** start of Data provided **

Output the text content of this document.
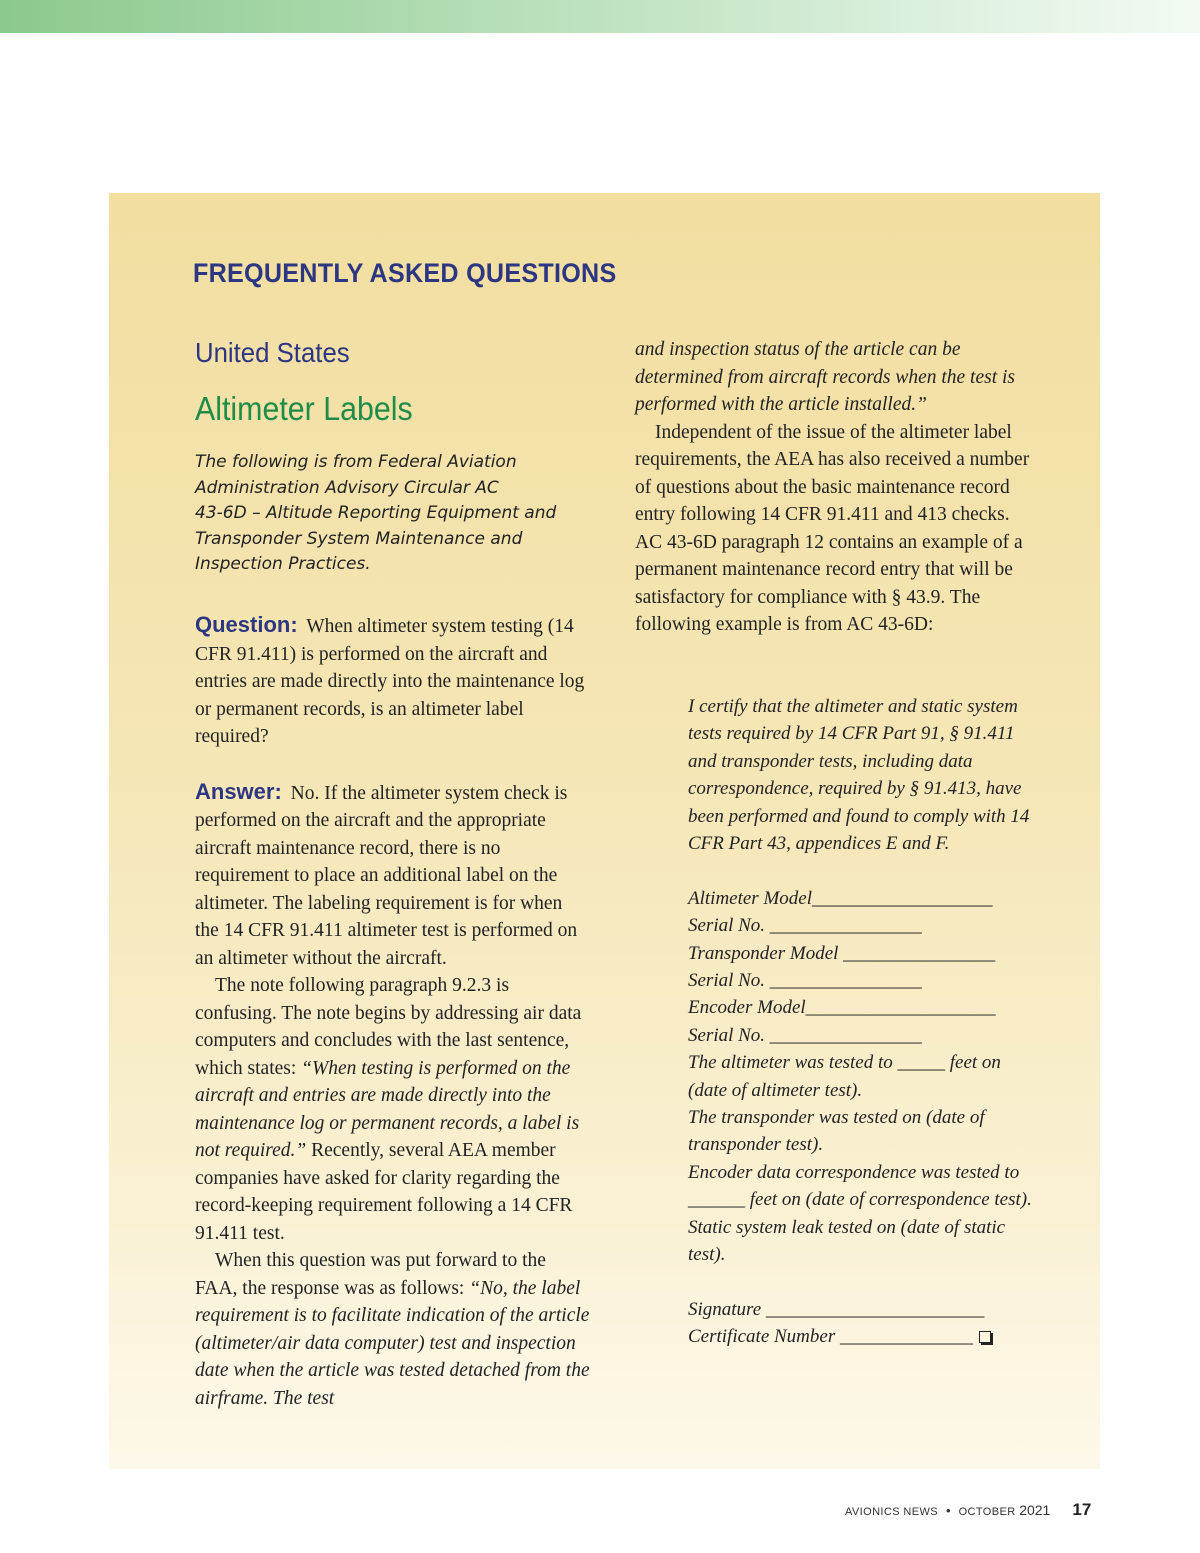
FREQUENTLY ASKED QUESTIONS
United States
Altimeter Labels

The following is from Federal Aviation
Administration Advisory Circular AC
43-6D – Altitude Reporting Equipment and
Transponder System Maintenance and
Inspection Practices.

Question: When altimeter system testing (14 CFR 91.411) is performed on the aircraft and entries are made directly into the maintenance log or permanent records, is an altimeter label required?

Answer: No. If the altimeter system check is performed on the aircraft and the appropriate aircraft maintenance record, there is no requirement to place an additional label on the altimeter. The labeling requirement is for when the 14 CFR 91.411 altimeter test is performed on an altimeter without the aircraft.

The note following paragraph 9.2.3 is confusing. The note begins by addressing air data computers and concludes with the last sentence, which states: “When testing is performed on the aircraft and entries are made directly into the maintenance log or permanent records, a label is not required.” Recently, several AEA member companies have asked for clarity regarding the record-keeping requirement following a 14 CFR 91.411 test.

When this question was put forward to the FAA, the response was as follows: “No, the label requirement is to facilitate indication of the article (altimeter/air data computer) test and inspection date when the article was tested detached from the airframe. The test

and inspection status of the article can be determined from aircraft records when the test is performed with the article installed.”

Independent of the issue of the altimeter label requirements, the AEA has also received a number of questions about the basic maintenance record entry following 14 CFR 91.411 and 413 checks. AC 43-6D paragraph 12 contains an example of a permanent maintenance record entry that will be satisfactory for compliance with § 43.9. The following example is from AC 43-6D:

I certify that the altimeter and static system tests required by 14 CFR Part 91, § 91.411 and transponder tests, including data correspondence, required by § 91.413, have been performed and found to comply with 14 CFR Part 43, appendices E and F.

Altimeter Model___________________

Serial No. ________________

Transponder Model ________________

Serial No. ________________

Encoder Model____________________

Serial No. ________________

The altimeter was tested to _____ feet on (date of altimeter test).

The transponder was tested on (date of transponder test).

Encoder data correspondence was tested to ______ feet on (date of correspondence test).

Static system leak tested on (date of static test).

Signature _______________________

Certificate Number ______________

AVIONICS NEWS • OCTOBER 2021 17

** end of Data provided **
** start of Data provided **

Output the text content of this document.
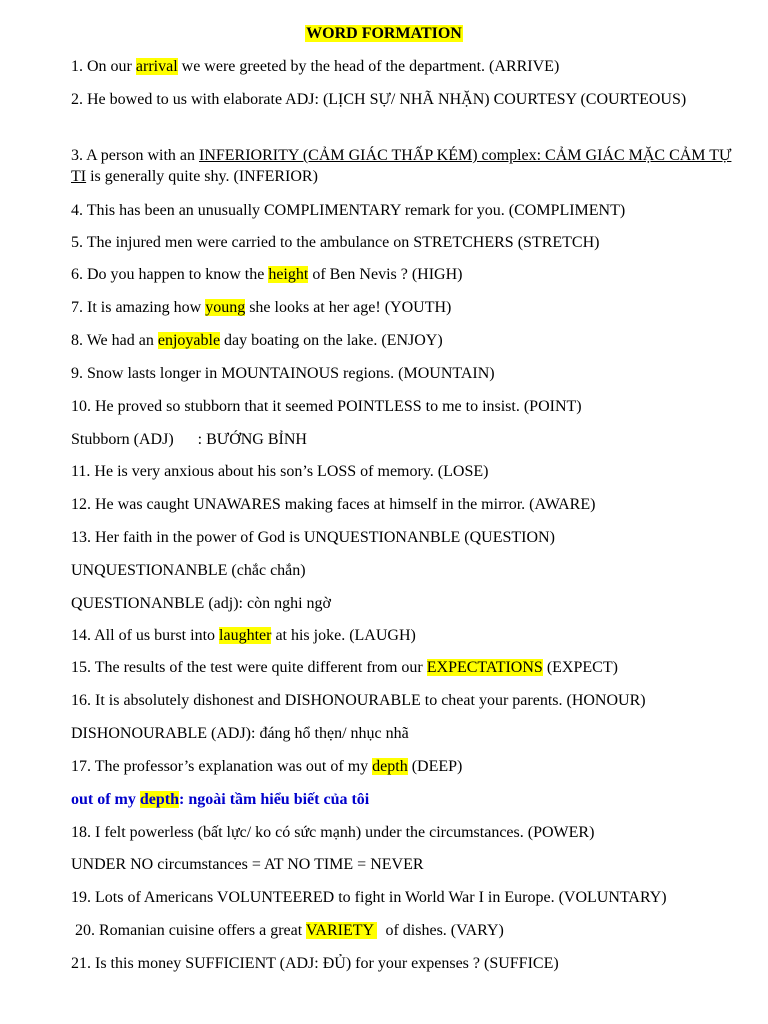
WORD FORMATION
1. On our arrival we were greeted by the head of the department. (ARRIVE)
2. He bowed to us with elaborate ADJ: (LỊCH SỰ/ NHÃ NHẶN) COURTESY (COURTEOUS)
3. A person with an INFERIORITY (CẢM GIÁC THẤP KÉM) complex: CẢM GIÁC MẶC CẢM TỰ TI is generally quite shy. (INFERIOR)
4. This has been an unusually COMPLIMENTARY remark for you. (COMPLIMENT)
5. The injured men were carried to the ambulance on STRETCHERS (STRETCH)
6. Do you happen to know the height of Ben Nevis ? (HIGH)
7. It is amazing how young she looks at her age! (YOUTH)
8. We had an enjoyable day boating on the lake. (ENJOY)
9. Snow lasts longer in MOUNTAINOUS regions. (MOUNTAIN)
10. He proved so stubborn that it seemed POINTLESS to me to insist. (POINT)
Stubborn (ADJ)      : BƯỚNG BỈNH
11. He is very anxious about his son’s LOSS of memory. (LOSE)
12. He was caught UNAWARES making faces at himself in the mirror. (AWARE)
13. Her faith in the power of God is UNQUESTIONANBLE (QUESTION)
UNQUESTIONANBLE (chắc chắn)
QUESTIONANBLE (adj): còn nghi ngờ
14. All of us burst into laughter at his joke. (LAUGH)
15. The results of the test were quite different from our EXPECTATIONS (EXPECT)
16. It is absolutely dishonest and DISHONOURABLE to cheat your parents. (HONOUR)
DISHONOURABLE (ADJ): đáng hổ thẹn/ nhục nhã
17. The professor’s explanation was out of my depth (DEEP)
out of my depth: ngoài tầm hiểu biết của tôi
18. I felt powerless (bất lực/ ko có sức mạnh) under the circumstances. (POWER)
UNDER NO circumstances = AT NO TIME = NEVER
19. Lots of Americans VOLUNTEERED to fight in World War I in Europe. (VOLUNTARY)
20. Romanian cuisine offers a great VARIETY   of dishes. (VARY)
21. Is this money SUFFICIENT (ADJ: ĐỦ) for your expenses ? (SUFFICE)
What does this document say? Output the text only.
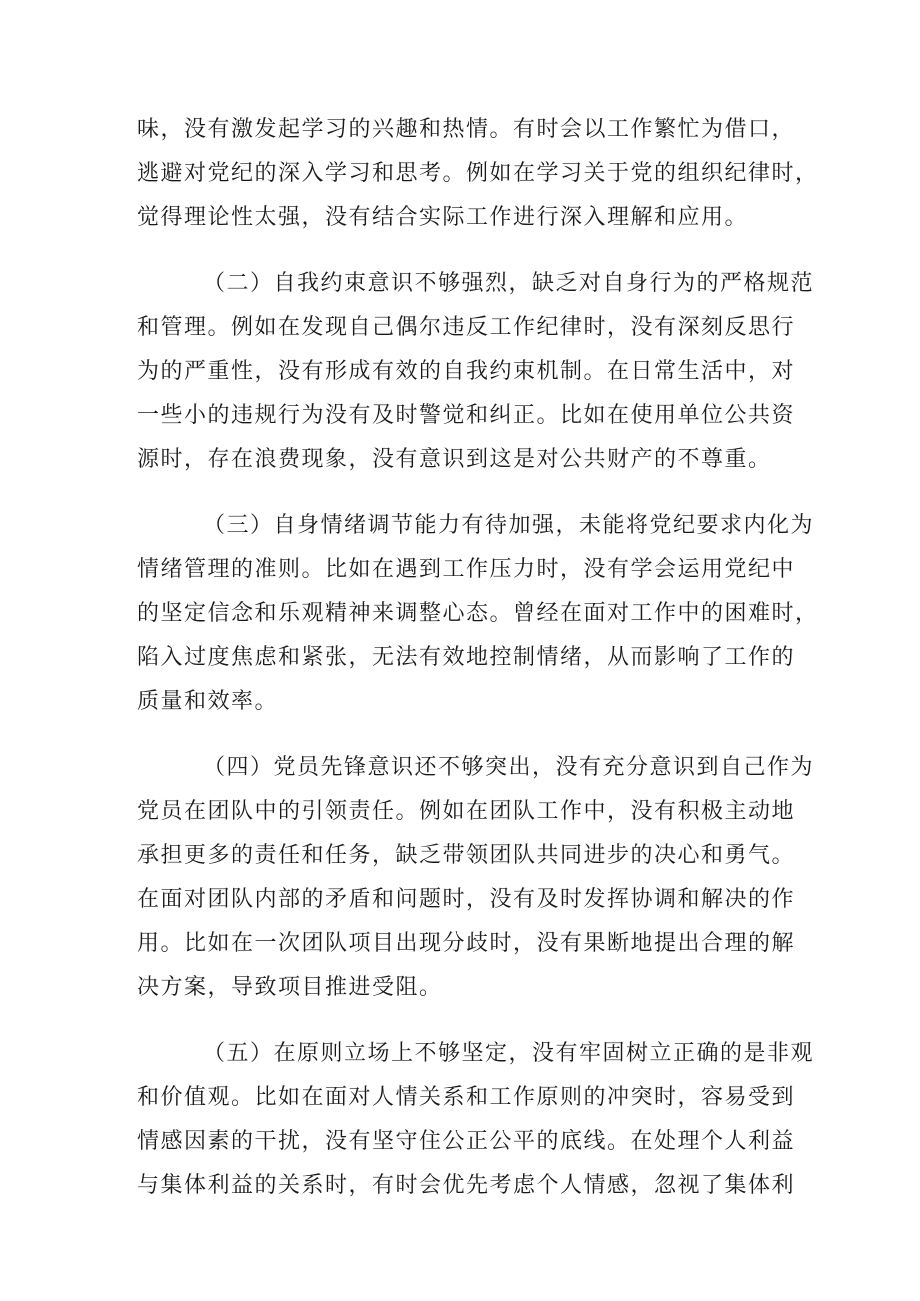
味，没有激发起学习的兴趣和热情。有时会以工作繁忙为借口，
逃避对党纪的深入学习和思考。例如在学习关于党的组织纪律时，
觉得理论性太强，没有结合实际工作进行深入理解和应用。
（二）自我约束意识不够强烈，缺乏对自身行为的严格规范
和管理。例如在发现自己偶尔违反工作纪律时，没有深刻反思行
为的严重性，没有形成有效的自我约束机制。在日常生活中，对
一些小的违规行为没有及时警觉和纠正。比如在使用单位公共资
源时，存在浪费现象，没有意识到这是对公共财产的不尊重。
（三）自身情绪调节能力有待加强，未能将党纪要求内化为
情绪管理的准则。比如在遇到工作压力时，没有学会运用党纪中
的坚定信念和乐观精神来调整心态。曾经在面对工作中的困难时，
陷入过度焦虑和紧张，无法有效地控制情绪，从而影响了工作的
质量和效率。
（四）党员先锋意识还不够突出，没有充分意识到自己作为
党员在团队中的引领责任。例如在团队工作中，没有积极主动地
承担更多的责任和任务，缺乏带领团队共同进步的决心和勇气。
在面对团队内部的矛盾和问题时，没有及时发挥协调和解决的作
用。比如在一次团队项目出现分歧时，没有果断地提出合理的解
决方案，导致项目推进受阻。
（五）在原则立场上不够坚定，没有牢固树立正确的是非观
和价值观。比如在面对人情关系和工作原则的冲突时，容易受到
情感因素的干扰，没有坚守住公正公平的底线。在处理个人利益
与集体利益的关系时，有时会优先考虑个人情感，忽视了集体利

** end of Data provided **

Filter the entries down to the lines with the word "feet" in them.

**The output**
The altimeter was tested to _____ feet on (date of altimeter test).
Encoder data correspondence was tested to ______ feet on (date of correspondence test).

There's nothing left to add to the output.